### Stated task
Pull out all lines from the listing below in which the word "title" appears.

Begin Listed records

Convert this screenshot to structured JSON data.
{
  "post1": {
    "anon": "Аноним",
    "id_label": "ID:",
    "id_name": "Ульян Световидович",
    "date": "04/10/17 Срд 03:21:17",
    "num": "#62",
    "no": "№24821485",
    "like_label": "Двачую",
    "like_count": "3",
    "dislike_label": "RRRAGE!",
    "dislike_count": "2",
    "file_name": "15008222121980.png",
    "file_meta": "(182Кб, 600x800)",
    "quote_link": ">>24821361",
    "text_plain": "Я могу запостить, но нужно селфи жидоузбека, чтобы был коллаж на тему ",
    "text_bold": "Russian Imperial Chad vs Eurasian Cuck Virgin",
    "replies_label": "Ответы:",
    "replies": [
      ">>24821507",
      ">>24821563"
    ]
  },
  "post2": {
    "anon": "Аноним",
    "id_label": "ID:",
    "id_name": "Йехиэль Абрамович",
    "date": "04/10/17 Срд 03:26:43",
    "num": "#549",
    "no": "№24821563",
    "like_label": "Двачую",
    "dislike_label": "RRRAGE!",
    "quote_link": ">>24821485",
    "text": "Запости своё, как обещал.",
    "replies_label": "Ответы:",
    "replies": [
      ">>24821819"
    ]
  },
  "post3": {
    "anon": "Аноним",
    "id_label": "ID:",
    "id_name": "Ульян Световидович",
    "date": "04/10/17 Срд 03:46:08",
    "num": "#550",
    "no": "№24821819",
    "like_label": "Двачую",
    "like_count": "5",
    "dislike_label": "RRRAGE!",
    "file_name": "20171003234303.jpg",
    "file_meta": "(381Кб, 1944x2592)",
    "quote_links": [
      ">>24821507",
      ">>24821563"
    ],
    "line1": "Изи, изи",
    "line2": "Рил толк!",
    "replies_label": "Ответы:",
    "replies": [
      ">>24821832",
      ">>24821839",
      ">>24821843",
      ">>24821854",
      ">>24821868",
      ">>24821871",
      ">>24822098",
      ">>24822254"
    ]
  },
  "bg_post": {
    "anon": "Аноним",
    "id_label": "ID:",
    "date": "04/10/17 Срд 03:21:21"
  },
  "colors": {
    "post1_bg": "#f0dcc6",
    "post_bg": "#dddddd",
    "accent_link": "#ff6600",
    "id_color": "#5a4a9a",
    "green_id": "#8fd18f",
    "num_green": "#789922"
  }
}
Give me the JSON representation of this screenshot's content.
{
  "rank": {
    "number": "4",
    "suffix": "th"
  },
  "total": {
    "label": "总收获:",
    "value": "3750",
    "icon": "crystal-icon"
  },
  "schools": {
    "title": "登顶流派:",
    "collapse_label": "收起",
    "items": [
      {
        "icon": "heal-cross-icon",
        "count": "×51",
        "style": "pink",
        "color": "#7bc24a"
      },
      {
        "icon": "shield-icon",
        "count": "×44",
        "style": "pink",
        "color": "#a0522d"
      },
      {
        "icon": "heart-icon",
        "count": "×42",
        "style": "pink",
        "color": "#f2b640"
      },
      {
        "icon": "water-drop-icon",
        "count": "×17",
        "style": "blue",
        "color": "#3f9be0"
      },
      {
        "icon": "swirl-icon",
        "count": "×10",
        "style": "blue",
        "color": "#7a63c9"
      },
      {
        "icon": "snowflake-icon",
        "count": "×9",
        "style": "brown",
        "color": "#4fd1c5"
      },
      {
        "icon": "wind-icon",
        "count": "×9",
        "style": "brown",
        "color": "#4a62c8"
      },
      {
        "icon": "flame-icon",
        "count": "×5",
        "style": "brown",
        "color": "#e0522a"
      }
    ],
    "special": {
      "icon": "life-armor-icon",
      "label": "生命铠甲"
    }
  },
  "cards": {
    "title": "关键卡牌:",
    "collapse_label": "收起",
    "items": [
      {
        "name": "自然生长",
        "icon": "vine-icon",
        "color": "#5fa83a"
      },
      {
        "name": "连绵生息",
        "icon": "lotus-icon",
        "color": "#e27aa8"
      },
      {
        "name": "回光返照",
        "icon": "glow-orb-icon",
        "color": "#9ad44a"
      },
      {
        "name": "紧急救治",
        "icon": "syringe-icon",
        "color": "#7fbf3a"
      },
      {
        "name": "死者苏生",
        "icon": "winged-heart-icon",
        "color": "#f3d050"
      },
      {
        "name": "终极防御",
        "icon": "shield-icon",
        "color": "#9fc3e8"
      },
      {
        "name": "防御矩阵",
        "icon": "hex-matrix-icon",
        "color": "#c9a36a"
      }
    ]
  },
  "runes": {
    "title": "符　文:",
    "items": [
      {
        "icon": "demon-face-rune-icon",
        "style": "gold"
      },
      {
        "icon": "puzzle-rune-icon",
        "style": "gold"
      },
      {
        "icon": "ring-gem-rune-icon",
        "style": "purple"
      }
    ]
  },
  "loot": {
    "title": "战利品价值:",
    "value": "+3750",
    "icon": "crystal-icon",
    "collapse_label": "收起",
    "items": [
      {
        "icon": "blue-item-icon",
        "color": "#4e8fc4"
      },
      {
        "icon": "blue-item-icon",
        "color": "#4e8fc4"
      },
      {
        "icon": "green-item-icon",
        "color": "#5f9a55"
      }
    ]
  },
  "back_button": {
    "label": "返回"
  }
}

End Listed records

### Solution below
    "title": "登顶流派:",
    "title": "关键卡牌:",
    "title": "符　文:",
    "title": "战利品价值:",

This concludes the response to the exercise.